Please print all of the material below, word for word.

Source material:
= = = = =
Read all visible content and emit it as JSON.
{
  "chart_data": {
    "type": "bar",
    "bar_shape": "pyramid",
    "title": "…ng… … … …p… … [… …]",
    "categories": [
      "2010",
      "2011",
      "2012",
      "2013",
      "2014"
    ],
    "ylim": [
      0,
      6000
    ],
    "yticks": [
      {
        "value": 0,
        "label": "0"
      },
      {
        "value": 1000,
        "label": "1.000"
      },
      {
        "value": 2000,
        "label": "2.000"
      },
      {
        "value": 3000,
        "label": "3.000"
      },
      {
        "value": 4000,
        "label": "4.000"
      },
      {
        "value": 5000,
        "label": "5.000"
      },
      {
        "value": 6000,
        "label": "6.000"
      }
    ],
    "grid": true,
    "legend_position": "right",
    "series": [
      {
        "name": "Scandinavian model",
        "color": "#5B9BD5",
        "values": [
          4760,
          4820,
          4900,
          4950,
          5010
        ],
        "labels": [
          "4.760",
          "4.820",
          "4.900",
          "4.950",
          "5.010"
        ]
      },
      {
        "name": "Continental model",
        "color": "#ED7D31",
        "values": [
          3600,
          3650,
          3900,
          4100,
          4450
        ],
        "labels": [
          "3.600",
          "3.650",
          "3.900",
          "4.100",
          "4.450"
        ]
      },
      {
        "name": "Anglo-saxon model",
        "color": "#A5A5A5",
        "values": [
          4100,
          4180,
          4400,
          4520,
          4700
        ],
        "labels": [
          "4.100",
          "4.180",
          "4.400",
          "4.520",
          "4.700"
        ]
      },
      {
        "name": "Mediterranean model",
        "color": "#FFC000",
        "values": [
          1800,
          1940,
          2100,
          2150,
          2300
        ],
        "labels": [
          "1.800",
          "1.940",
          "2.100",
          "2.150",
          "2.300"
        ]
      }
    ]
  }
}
= = = = =
Output for this exercise:
Read all visible content and emit it as JSON.
{
  "chart_data": {
    "type": "bar",
    "bar_shape": "pyramid",
    "title": "…ng… … … …p… … [… …]",
    "categories": [
      "2010",
      "2011",
      "2012",
      "2013",
      "2014"
    ],
    "ylim": [
      0,
      6000
    ],
    "yticks": [
      {
        "value": 0,
        "label": "0"
      },
      {
        "value": 1000,
        "label": "1.000"
      },
      {
        "value": 2000,
        "label": "2.000"
      },
      {
        "value": 3000,
        "label": "3.000"
      },
      {
        "value": 4000,
        "label": "4.000"
      },
      {
        "value": 5000,
        "label": "5.000"
      },
      {
        "value": 6000,
        "label": "6.000"
      }
    ],
    "grid": true,
    "legend_position": "right",
    "series": [
      {
        "name": "Scandinavian model",
        "color": "#5B9BD5",
        "values": [
          4760,
          4820,
          4900,
          4950,
          5010
        ],
        "labels": [
          "4.760",
          "4.820",
          "4.900",
          "4.950",
          "5.010"
        ]
      },
      {
        "name": "Continental model",
        "color": "#ED7D31",
        "values": [
          3600,
          3650,
          3900,
          4100,
          4450
        ],
        "labels": [
          "3.600",
          "3.650",
          "3.900",
          "4.100",
          "4.450"
        ]
      },
      {
        "name": "Anglo-saxon model",
        "color": "#A5A5A5",
        "values": [
          4100,
          4180,
          4400,
          4520,
          4700
        ],
        "labels": [
          "4.100",
          "4.180",
          "4.400",
          "4.520",
          "4.700"
        ]
      },
      {
        "name": "Mediterranean model",
        "color": "#FFC000",
        "values": [
          1800,
          1940,
          2100,
          2150,
          2300
        ],
        "labels": [
          "1.800",
          "1.940",
          "2.100",
          "2.150",
          "2.300"
        ]
      }
    ]
  }
}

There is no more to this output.